- [Listing]
--- --- ---
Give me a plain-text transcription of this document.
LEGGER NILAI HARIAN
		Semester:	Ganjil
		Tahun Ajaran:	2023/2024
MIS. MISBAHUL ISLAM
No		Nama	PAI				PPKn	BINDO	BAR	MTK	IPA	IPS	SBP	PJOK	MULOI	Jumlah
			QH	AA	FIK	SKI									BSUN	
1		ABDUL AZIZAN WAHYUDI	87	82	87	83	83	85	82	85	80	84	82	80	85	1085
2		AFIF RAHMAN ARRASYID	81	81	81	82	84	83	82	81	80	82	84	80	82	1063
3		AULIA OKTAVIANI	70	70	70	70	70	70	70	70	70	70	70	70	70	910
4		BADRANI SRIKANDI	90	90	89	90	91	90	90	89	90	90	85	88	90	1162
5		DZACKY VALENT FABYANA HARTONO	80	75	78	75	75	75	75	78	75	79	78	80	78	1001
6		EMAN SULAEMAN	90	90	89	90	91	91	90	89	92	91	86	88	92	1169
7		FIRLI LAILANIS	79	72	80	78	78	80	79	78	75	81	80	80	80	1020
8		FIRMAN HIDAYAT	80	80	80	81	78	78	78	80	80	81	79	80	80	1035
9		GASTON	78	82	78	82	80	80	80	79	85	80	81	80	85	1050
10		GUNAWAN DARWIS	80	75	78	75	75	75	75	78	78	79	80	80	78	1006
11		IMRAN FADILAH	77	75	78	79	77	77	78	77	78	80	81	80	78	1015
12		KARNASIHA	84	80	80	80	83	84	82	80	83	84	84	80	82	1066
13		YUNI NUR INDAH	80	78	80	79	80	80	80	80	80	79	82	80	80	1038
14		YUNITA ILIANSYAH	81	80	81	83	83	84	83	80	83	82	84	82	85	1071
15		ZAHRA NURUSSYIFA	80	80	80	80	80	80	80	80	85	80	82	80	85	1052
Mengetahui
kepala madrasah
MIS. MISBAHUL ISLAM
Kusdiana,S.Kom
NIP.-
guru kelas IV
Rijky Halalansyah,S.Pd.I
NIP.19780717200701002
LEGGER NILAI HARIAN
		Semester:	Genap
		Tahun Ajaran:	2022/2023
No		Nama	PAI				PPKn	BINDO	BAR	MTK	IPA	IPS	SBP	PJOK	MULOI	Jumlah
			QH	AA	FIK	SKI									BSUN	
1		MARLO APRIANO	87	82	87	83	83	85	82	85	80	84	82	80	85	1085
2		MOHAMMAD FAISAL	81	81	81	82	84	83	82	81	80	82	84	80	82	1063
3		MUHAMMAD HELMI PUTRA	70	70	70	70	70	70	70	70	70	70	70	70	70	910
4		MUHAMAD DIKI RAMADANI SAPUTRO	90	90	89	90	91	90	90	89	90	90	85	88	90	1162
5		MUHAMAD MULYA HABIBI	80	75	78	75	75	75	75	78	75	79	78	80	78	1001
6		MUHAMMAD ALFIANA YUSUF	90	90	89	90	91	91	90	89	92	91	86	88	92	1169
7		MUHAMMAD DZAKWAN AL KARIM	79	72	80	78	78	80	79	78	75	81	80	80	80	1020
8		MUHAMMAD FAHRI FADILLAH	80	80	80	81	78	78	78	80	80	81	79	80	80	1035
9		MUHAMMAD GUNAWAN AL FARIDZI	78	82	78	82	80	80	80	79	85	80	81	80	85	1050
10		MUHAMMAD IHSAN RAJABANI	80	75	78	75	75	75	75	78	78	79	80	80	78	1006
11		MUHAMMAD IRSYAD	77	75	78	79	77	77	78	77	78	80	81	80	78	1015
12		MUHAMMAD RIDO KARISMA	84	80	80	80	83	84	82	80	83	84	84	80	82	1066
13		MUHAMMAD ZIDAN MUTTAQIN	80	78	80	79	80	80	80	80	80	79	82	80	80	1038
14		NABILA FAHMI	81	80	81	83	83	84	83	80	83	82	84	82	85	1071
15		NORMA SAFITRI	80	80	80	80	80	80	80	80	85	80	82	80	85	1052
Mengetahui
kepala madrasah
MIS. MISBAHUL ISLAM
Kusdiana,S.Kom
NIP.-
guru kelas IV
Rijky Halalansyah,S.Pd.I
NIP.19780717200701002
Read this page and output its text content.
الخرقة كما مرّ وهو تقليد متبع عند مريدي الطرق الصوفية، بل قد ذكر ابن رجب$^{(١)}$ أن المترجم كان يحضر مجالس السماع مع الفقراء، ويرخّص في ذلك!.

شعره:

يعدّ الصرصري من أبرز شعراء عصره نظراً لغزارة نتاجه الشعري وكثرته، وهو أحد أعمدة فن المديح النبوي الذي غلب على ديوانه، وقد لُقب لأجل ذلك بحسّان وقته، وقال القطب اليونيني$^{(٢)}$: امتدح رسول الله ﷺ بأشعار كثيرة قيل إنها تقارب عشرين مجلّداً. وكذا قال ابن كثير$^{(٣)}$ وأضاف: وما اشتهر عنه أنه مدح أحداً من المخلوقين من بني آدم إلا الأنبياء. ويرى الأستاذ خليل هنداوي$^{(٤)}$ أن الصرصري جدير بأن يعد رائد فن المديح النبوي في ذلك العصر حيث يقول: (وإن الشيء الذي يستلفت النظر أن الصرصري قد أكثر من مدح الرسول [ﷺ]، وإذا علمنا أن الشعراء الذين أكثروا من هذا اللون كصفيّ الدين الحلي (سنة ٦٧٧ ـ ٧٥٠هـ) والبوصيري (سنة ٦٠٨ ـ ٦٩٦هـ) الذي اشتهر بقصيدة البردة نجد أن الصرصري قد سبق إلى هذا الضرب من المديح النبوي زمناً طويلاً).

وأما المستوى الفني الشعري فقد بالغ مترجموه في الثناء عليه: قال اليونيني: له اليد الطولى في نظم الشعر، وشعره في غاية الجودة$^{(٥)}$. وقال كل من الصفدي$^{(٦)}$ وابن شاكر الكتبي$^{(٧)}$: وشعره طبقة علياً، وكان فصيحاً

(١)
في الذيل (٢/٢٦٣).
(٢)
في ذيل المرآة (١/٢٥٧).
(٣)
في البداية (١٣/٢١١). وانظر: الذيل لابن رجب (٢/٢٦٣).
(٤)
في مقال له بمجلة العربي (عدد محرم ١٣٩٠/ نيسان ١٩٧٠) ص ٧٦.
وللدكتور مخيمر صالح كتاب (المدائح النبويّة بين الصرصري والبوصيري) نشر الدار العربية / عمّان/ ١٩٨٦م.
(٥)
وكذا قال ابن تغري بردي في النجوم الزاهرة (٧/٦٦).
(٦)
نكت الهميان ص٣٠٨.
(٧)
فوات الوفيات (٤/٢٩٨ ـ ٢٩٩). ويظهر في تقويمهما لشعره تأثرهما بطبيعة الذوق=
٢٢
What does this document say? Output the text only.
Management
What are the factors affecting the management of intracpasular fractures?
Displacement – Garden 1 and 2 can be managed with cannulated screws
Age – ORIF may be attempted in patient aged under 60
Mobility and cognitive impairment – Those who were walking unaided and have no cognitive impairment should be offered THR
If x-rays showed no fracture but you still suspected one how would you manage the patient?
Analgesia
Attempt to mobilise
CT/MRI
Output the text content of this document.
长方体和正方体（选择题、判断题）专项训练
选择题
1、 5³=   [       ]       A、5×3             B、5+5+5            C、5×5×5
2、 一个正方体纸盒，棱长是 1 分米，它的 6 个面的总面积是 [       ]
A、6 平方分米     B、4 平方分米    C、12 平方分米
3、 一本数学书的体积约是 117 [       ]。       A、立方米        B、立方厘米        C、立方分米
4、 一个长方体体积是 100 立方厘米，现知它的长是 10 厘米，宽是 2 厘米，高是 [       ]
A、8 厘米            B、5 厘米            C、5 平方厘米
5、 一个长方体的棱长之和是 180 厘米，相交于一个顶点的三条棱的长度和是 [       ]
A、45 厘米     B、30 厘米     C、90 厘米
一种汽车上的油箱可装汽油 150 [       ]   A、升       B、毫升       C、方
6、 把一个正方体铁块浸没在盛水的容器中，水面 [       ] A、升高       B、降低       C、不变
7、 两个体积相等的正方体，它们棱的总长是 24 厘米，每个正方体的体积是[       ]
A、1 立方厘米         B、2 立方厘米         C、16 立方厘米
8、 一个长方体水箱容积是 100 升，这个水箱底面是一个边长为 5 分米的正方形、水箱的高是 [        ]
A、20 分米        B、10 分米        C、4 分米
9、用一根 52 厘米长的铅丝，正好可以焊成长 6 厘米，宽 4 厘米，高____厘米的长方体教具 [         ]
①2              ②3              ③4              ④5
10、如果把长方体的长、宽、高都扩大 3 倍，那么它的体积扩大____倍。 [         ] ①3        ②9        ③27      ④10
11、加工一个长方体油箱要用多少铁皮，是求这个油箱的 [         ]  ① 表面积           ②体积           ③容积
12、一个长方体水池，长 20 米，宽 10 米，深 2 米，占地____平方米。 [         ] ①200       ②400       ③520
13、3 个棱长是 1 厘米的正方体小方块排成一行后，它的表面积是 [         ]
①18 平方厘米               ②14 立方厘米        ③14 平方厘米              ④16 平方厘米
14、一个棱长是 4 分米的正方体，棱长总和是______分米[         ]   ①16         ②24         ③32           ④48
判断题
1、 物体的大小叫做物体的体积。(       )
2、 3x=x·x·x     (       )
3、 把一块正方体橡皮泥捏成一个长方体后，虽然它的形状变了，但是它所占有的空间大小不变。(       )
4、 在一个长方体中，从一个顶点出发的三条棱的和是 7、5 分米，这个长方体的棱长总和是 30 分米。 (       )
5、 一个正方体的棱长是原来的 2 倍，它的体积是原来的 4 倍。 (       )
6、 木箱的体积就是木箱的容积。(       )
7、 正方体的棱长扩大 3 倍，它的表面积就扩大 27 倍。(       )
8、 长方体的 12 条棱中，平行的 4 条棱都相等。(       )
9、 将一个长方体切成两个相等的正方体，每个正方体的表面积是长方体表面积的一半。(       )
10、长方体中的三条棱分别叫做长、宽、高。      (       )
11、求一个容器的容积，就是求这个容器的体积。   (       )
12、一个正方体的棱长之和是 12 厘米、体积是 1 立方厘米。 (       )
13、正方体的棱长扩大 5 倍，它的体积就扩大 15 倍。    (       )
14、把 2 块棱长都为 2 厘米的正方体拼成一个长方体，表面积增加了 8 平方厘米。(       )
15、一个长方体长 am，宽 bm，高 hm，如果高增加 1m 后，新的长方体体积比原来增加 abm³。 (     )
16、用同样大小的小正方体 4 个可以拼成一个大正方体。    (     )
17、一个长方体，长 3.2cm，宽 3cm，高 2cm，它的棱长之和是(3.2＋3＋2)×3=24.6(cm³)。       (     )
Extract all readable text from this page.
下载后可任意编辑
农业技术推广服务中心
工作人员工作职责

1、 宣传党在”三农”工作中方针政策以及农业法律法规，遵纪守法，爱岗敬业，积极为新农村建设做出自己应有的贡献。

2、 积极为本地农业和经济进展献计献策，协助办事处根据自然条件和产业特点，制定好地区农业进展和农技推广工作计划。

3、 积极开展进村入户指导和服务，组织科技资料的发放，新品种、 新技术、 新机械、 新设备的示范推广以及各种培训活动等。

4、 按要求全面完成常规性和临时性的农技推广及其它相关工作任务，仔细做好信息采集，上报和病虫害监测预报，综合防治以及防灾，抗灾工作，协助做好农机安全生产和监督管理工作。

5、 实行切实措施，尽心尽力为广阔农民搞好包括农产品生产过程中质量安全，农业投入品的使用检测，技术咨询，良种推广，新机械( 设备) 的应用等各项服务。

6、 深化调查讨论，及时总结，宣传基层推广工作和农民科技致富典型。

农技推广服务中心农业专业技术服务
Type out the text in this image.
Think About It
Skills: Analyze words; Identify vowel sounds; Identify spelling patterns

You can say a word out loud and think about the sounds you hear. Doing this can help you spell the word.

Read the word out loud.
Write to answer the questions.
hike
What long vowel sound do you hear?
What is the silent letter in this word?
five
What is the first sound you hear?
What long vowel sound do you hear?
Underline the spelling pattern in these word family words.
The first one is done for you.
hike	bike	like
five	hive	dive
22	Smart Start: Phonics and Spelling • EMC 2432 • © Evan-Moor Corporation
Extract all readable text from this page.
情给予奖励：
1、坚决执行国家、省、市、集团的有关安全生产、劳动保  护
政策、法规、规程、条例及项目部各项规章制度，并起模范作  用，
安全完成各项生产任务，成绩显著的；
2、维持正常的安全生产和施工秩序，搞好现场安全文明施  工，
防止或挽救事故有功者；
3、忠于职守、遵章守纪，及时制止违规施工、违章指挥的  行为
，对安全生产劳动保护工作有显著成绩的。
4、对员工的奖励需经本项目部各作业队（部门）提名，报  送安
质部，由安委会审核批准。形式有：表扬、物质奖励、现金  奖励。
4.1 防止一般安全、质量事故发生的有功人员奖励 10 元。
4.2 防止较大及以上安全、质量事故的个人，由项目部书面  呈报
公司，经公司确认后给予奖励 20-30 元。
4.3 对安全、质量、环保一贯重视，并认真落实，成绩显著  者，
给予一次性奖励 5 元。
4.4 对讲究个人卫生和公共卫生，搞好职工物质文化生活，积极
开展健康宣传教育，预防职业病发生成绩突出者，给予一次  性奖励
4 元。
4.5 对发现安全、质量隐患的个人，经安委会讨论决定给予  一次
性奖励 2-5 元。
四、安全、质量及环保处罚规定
--- --- ---
- [To do]
Where a line holds "Ajaran", copy that line.

- [Reply to the exercise]
		Tahun Ajaran:	2023/2024
		Tahun Ajaran:	2022/2023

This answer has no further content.